◆ Work required:
Copy every line, leaving nothing out and adding nothing.

--- start of Data for this task ---

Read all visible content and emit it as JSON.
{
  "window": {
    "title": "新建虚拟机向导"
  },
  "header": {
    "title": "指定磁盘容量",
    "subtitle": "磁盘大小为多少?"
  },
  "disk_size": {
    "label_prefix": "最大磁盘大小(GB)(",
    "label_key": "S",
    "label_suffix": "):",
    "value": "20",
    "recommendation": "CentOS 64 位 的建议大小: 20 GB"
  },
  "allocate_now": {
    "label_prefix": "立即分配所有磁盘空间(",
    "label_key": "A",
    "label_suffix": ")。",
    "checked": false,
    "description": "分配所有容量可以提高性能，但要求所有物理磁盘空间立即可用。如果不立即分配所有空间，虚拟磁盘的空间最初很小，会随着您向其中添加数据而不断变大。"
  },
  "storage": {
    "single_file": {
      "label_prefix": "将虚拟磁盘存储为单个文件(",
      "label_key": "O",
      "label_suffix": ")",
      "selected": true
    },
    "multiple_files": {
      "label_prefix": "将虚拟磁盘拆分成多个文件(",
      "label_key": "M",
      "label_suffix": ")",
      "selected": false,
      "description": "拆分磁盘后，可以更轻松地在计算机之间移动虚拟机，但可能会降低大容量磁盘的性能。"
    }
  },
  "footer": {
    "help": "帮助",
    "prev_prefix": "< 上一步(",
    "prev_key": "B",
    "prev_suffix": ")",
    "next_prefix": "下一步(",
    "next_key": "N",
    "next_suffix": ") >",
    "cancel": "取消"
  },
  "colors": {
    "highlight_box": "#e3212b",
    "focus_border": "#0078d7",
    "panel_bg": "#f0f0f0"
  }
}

--- end of Data for this task ---

◆ Task response:
Read all visible content and emit it as JSON.
{
  "window": {
    "title": "新建虚拟机向导"
  },
  "header": {
    "title": "指定磁盘容量",
    "subtitle": "磁盘大小为多少?"
  },
  "disk_size": {
    "label_prefix": "最大磁盘大小(GB)(",
    "label_key": "S",
    "label_suffix": "):",
    "value": "20",
    "recommendation": "CentOS 64 位 的建议大小: 20 GB"
  },
  "allocate_now": {
    "label_prefix": "立即分配所有磁盘空间(",
    "label_key": "A",
    "label_suffix": ")。",
    "checked": false,
    "description": "分配所有容量可以提高性能，但要求所有物理磁盘空间立即可用。如果不立即分配所有空间，虚拟磁盘的空间最初很小，会随着您向其中添加数据而不断变大。"
  },
  "storage": {
    "single_file": {
      "label_prefix": "将虚拟磁盘存储为单个文件(",
      "label_key": "O",
      "label_suffix": ")",
      "selected": true
    },
    "multiple_files": {
      "label_prefix": "将虚拟磁盘拆分成多个文件(",
      "label_key": "M",
      "label_suffix": ")",
      "selected": false,
      "description": "拆分磁盘后，可以更轻松地在计算机之间移动虚拟机，但可能会降低大容量磁盘的性能。"
    }
  },
  "footer": {
    "help": "帮助",
    "prev_prefix": "< 上一步(",
    "prev_key": "B",
    "prev_suffix": ")",
    "next_prefix": "下一步(",
    "next_key": "N",
    "next_suffix": ") >",
    "cancel": "取消"
  },
  "colors": {
    "highlight_box": "#e3212b",
    "focus_border": "#0078d7",
    "panel_bg": "#f0f0f0"
  }
}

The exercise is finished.